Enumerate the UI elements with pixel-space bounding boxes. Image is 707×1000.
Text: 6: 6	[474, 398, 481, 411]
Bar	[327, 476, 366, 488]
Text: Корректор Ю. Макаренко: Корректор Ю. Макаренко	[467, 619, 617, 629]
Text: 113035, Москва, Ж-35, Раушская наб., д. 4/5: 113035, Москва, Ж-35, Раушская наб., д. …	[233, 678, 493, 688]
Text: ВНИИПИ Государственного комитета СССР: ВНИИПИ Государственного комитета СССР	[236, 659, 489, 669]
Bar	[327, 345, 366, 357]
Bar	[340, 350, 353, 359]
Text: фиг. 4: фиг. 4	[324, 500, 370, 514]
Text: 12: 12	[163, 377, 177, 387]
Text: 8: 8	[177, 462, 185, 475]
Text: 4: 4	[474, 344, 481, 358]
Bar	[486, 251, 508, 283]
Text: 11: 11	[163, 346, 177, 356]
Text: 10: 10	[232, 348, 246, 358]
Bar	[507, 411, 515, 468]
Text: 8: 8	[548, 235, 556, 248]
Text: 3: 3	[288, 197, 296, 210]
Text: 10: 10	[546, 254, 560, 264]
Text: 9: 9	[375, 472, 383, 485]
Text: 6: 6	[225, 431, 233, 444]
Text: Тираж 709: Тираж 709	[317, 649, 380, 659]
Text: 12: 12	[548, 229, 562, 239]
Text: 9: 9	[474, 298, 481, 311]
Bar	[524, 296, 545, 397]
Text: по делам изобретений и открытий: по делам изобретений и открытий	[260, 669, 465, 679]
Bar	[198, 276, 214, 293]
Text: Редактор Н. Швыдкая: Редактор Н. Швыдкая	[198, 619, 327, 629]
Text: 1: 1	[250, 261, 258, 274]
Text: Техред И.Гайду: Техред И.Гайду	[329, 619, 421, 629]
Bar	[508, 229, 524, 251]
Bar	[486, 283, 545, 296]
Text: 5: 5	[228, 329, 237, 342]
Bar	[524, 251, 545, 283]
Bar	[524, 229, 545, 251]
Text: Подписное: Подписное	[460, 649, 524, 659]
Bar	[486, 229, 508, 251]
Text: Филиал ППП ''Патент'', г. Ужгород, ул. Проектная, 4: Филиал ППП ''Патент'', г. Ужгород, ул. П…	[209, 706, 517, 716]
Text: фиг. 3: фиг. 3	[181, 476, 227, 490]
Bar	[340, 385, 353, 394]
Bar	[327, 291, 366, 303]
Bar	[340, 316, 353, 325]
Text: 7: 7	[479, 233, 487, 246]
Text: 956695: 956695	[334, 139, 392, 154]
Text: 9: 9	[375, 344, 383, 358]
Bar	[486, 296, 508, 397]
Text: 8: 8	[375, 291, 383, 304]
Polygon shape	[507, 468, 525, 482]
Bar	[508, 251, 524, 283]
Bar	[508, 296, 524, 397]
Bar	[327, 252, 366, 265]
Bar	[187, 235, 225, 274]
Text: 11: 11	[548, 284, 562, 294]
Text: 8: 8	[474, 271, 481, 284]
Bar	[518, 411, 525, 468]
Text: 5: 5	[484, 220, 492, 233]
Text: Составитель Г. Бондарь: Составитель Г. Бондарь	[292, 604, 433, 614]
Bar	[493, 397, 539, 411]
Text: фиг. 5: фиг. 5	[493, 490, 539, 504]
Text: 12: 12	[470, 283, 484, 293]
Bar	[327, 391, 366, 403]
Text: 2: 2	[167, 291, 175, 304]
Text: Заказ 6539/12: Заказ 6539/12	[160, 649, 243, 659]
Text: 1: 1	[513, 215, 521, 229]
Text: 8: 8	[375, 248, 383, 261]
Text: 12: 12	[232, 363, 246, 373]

========================================

YOUR OBJECTIVE
Could you copy out every line of the records above without changing a single character, number or box?

COMPLETE RESPONSE
Enumerate the UI elements with pixel-space bounding boxes. Image is 707×1000.
Text: 6: 6	[474, 398, 481, 411]
Bar	[327, 476, 366, 488]
Text: Корректор Ю. Макаренко: Корректор Ю. Макаренко	[467, 619, 617, 629]
Text: 113035, Москва, Ж-35, Раушская наб., д. 4/5: 113035, Москва, Ж-35, Раушская наб., д. …	[233, 678, 493, 688]
Text: ВНИИПИ Государственного комитета СССР: ВНИИПИ Государственного комитета СССР	[236, 659, 489, 669]
Bar	[327, 345, 366, 357]
Bar	[340, 350, 353, 359]
Text: фиг. 4: фиг. 4	[324, 500, 370, 514]
Text: 12: 12	[163, 377, 177, 387]
Text: 8: 8	[177, 462, 185, 475]
Text: 4: 4	[474, 344, 481, 358]
Bar	[486, 251, 508, 283]
Text: 11: 11	[163, 346, 177, 356]
Text: 10: 10	[232, 348, 246, 358]
Bar	[507, 411, 515, 468]
Text: 8: 8	[548, 235, 556, 248]
Text: 3: 3	[288, 197, 296, 210]
Text: 10: 10	[546, 254, 560, 264]
Text: 9: 9	[375, 472, 383, 485]
Text: 6: 6	[225, 431, 233, 444]
Text: Тираж 709: Тираж 709	[317, 649, 380, 659]
Text: 12: 12	[548, 229, 562, 239]
Text: 9: 9	[474, 298, 481, 311]
Bar	[524, 296, 545, 397]
Text: по делам изобретений и открытий: по делам изобретений и открытий	[260, 669, 465, 679]
Bar	[198, 276, 214, 293]
Text: Редактор Н. Швыдкая: Редактор Н. Швыдкая	[198, 619, 327, 629]
Text: 1: 1	[250, 261, 258, 274]
Text: Техред И.Гайду: Техред И.Гайду	[329, 619, 421, 629]
Bar	[508, 229, 524, 251]
Bar	[486, 283, 545, 296]
Text: 5: 5	[228, 329, 237, 342]
Bar	[524, 251, 545, 283]
Bar	[524, 229, 545, 251]
Text: Подписное: Подписное	[460, 649, 524, 659]
Bar	[486, 229, 508, 251]
Text: Филиал ППП ''Патент'', г. Ужгород, ул. Проектная, 4: Филиал ППП ''Патент'', г. Ужгород, ул. П…	[209, 706, 517, 716]
Text: фиг. 3: фиг. 3	[181, 476, 227, 490]
Bar	[340, 385, 353, 394]
Bar	[327, 291, 366, 303]
Bar	[340, 316, 353, 325]
Text: 7: 7	[479, 233, 487, 246]
Text: 956695: 956695	[334, 139, 392, 154]
Text: 9: 9	[375, 344, 383, 358]
Bar	[486, 296, 508, 397]
Text: 8: 8	[375, 291, 383, 304]
Polygon shape	[507, 468, 525, 482]
Bar	[508, 251, 524, 283]
Bar	[508, 296, 524, 397]
Bar	[327, 252, 366, 265]
Bar	[187, 235, 225, 274]
Text: 11: 11	[548, 284, 562, 294]
Text: 8: 8	[474, 271, 481, 284]
Bar	[518, 411, 525, 468]
Text: 5: 5	[484, 220, 492, 233]
Text: Составитель Г. Бондарь: Составитель Г. Бондарь	[292, 604, 433, 614]
Bar	[493, 397, 539, 411]
Text: фиг. 5: фиг. 5	[493, 490, 539, 504]
Text: 12: 12	[470, 283, 484, 293]
Bar	[327, 391, 366, 403]
Text: 2: 2	[167, 291, 175, 304]
Text: Заказ 6539/12: Заказ 6539/12	[160, 649, 243, 659]
Text: 1: 1	[513, 215, 521, 229]
Text: 8: 8	[375, 248, 383, 261]
Text: 12: 12	[232, 363, 246, 373]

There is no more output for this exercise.